§ **Written problem**
Return the entries verbatim and drop every picture.
....................
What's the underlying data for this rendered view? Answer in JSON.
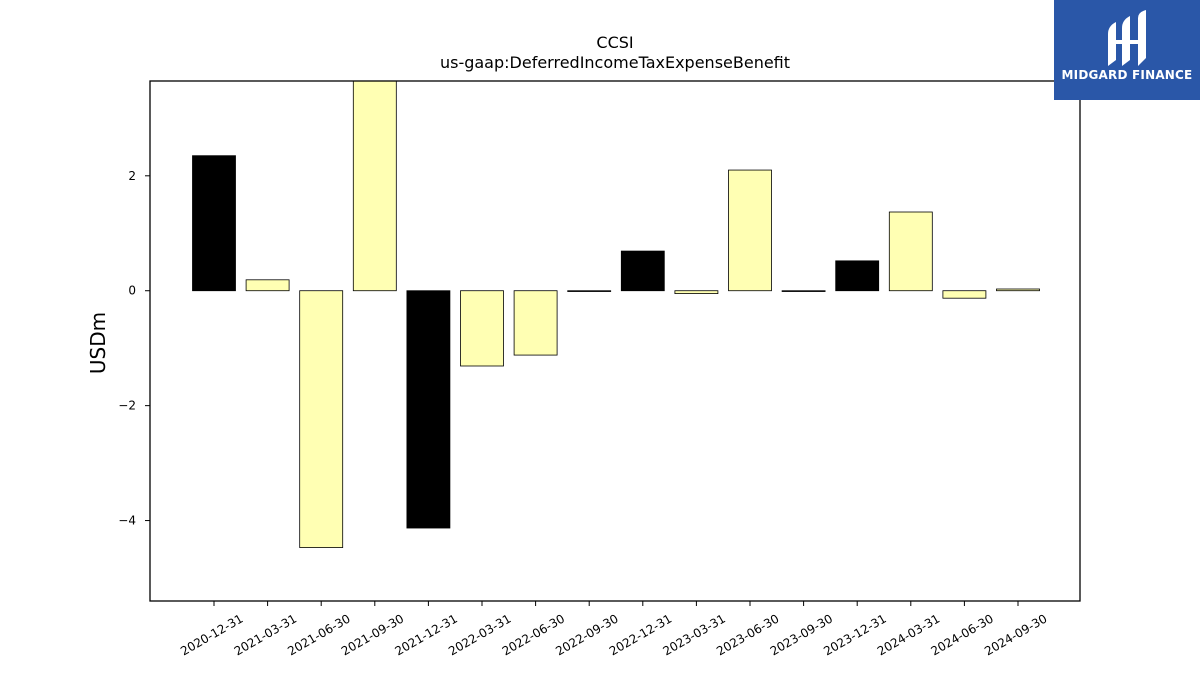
{
  "chart_data": {
    "type": "bar",
    "title": "CCSI",
    "subtitle": "us-gaap:DeferredIncomeTaxExpenseBenefit",
    "ylabel": "USDm",
    "xlabel": "",
    "categories": [
      "2020-12-31",
      "2021-03-31",
      "2021-06-30",
      "2021-09-30",
      "2021-12-31",
      "2022-03-31",
      "2022-06-30",
      "2022-09-30",
      "2022-12-31",
      "2023-03-31",
      "2023-06-30",
      "2023-09-30",
      "2023-12-31",
      "2024-03-31",
      "2024-06-30",
      "2024-09-30"
    ],
    "values": [
      2.35,
      0.19,
      -4.47,
      3.7,
      -4.13,
      -1.31,
      -1.12,
      0.0,
      0.69,
      -0.05,
      2.1,
      0.0,
      0.52,
      1.37,
      -0.13,
      0.03
    ],
    "bar_colors": [
      "#000000",
      "#ffffb3",
      "#ffffb3",
      "#ffffb3",
      "#000000",
      "#ffffb3",
      "#ffffb3",
      "#ffffb3",
      "#000000",
      "#ffffb3",
      "#ffffb3",
      "#ffffb3",
      "#000000",
      "#ffffb3",
      "#ffffb3",
      "#ffffb3"
    ],
    "ylim": [
      -5.4,
      3.65
    ],
    "yticks": [
      -4,
      -2,
      0,
      2
    ],
    "ytick_labels": [
      "−4",
      "−2",
      "0",
      "2"
    ],
    "grid": false,
    "legend": "none"
  },
  "logo": {
    "text": "MIDGARD FINANCE",
    "background": "#2a57a8"
  }
}
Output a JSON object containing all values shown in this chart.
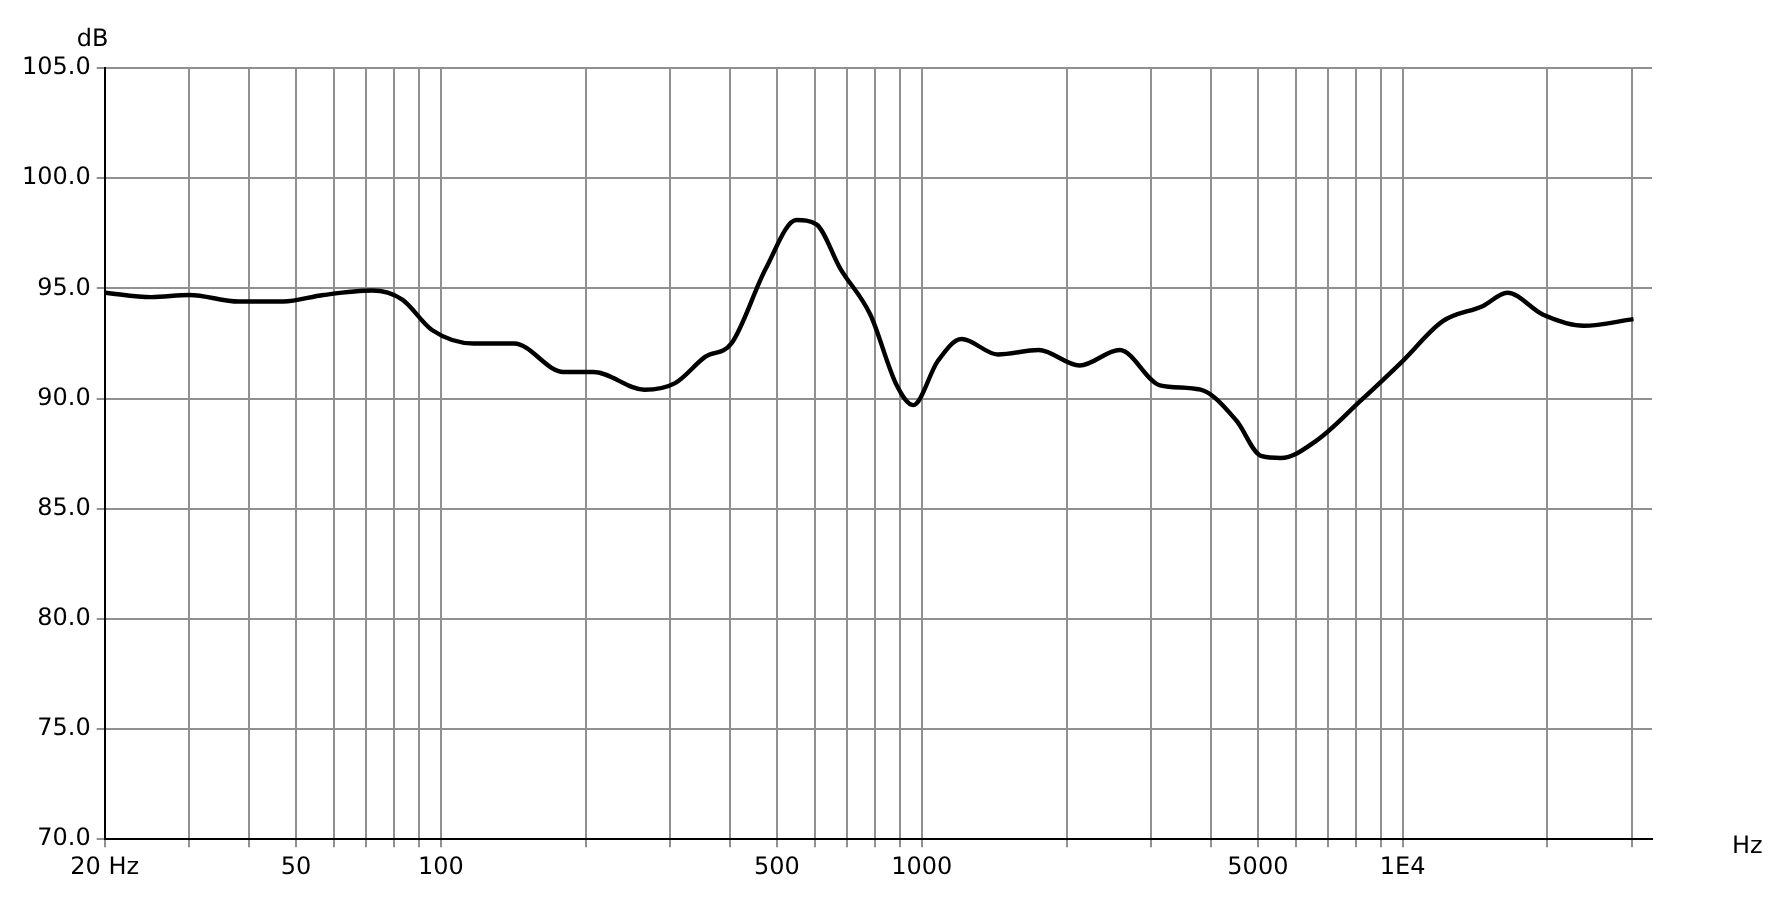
{
  "chart_data": {
    "type": "line",
    "xlabel": "Hz",
    "ylabel": "dB",
    "log": "x",
    "grid": true,
    "legend": false,
    "marker": "none",
    "line_style": "solid",
    "xlim": [
      20,
      33000
    ],
    "ylim": [
      70,
      105
    ],
    "xticks": [
      {
        "value": 20,
        "label": "20 Hz"
      },
      {
        "value": 30,
        "label": null
      },
      {
        "value": 40,
        "label": null
      },
      50,
      {
        "value": 60,
        "label": null
      },
      {
        "value": 70,
        "label": null
      },
      {
        "value": 80,
        "label": null
      },
      {
        "value": 90,
        "label": null
      },
      100,
      {
        "value": 200,
        "label": null
      },
      {
        "value": 300,
        "label": null
      },
      {
        "value": 400,
        "label": null
      },
      500,
      {
        "value": 600,
        "label": null
      },
      {
        "value": 700,
        "label": null
      },
      {
        "value": 800,
        "label": null
      },
      {
        "value": 900,
        "label": null
      },
      1000,
      {
        "value": 2000,
        "label": null
      },
      {
        "value": 3000,
        "label": null
      },
      {
        "value": 4000,
        "label": null
      },
      5000,
      {
        "value": 6000,
        "label": null
      },
      {
        "value": 7000,
        "label": null
      },
      {
        "value": 8000,
        "label": null
      },
      {
        "value": 9000,
        "label": null
      },
      {
        "value": 10000,
        "label": "1E4"
      },
      {
        "value": 20000,
        "label": null
      },
      {
        "value": 30000,
        "label": null
      }
    ],
    "yticks": [
      {
        "value": 70,
        "label": "70.0"
      },
      {
        "value": 75,
        "label": "75.0"
      },
      {
        "value": 80,
        "label": "80.0"
      },
      {
        "value": 85,
        "label": "85.0"
      },
      {
        "value": 90,
        "label": "90.0"
      },
      {
        "value": 95,
        "label": "95.0"
      },
      {
        "value": 100,
        "label": "100.0"
      },
      {
        "value": 105,
        "label": "105.0"
      }
    ],
    "x": [
      20,
      25,
      30,
      38,
      47,
      57,
      72,
      83,
      96,
      117,
      142,
      180,
      208,
      265,
      307,
      355,
      402,
      474,
      549,
      604,
      677,
      782,
      887,
      960,
      1080,
      1210,
      1440,
      1750,
      2130,
      2580,
      3130,
      3800,
      4510,
      5070,
      5580,
      6630,
      8180,
      10000,
      12100,
      14700,
      16500,
      19600,
      23800,
      30200
    ],
    "series": [
      {
        "color": "#000000",
        "values": [
          94.8,
          94.6,
          94.7,
          94.4,
          94.4,
          94.7,
          94.9,
          94.5,
          93.1,
          92.5,
          92.5,
          91.2,
          91.2,
          90.4,
          90.7,
          91.9,
          92.5,
          95.9,
          98.1,
          97.9,
          95.9,
          93.8,
          90.6,
          89.7,
          91.7,
          92.7,
          92.0,
          92.2,
          91.5,
          92.2,
          90.6,
          90.4,
          89.0,
          87.4,
          87.3,
          88.1,
          89.9,
          91.7,
          93.5,
          94.2,
          94.8,
          93.8,
          93.3,
          93.6
        ]
      }
    ]
  }
}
....................
§ **Exercise output**
What's the underlying data for this rendered view? Answer in JSON.
{
  "chart_data": {
    "type": "bar",
    "title": "CCSI",
    "subtitle": "us-gaap:DeferredIncomeTaxExpenseBenefit",
    "ylabel": "USDm",
    "xlabel": "",
    "categories": [
      "2020-12-31",
      "2021-03-31",
      "2021-06-30",
      "2021-09-30",
      "2021-12-31",
      "2022-03-31",
      "2022-06-30",
      "2022-09-30",
      "2022-12-31",
      "2023-03-31",
      "2023-06-30",
      "2023-09-30",
      "2023-12-31",
      "2024-03-31",
      "2024-06-30",
      "2024-09-30"
    ],
    "values": [
      2.35,
      0.19,
      -4.47,
      3.7,
      -4.13,
      -1.31,
      -1.12,
      0.0,
      0.69,
      -0.05,
      2.1,
      0.0,
      0.52,
      1.37,
      -0.13,
      0.03
    ],
    "bar_colors": [
      "#000000",
      "#ffffb3",
      "#ffffb3",
      "#ffffb3",
      "#000000",
      "#ffffb3",
      "#ffffb3",
      "#ffffb3",
      "#000000",
      "#ffffb3",
      "#ffffb3",
      "#ffffb3",
      "#000000",
      "#ffffb3",
      "#ffffb3",
      "#ffffb3"
    ],
    "ylim": [
      -5.4,
      3.65
    ],
    "yticks": [
      -4,
      -2,
      0,
      2
    ],
    "ytick_labels": [
      "−4",
      "−2",
      "0",
      "2"
    ],
    "grid": false,
    "legend": "none"
  },
  "logo": {
    "text": "MIDGARD FINANCE",
    "background": "#2a57a8"
  }
}
Output a JSON object containing all values shown in this chart.
{
  "chart_data": {
    "type": "line",
    "xlabel": "Hz",
    "ylabel": "dB",
    "log": "x",
    "grid": true,
    "legend": false,
    "marker": "none",
    "line_style": "solid",
    "xlim": [
      20,
      33000
    ],
    "ylim": [
      70,
      105
    ],
    "xticks": [
      {
        "value": 20,
        "label": "20 Hz"
      },
      {
        "value": 30,
        "label": null
      },
      {
        "value": 40,
        "label": null
      },
      50,
      {
        "value": 60,
        "label": null
      },
      {
        "value": 70,
        "label": null
      },
      {
        "value": 80,
        "label": null
      },
      {
        "value": 90,
        "label": null
      },
      100,
      {
        "value": 200,
        "label": null
      },
      {
        "value": 300,
        "label": null
      },
      {
        "value": 400,
        "label": null
      },
      500,
      {
        "value": 600,
        "label": null
      },
      {
        "value": 700,
        "label": null
      },
      {
        "value": 800,
        "label": null
      },
      {
        "value": 900,
        "label": null
      },
      1000,
      {
        "value": 2000,
        "label": null
      },
      {
        "value": 3000,
        "label": null
      },
      {
        "value": 4000,
        "label": null
      },
      5000,
      {
        "value": 6000,
        "label": null
      },
      {
        "value": 7000,
        "label": null
      },
      {
        "value": 8000,
        "label": null
      },
      {
        "value": 9000,
        "label": null
      },
      {
        "value": 10000,
        "label": "1E4"
      },
      {
        "value": 20000,
        "label": null
      },
      {
        "value": 30000,
        "label": null
      }
    ],
    "yticks": [
      {
        "value": 70,
        "label": "70.0"
      },
      {
        "value": 75,
        "label": "75.0"
      },
      {
        "value": 80,
        "label": "80.0"
      },
      {
        "value": 85,
        "label": "85.0"
      },
      {
        "value": 90,
        "label": "90.0"
      },
      {
        "value": 95,
        "label": "95.0"
      },
      {
        "value": 100,
        "label": "100.0"
      },
      {
        "value": 105,
        "label": "105.0"
      }
    ],
    "x": [
      20,
      25,
      30,
      38,
      47,
      57,
      72,
      83,
      96,
      117,
      142,
      180,
      208,
      265,
      307,
      355,
      402,
      474,
      549,
      604,
      677,
      782,
      887,
      960,
      1080,
      1210,
      1440,
      1750,
      2130,
      2580,
      3130,
      3800,
      4510,
      5070,
      5580,
      6630,
      8180,
      10000,
      12100,
      14700,
      16500,
      19600,
      23800,
      30200
    ],
    "series": [
      {
        "color": "#000000",
        "values": [
          94.8,
          94.6,
          94.7,
          94.4,
          94.4,
          94.7,
          94.9,
          94.5,
          93.1,
          92.5,
          92.5,
          91.2,
          91.2,
          90.4,
          90.7,
          91.9,
          92.5,
          95.9,
          98.1,
          97.9,
          95.9,
          93.8,
          90.6,
          89.7,
          91.7,
          92.7,
          92.0,
          92.2,
          91.5,
          92.2,
          90.6,
          90.4,
          89.0,
          87.4,
          87.3,
          88.1,
          89.9,
          91.7,
          93.5,
          94.2,
          94.8,
          93.8,
          93.3,
          93.6
        ]
      }
    ]
  }
}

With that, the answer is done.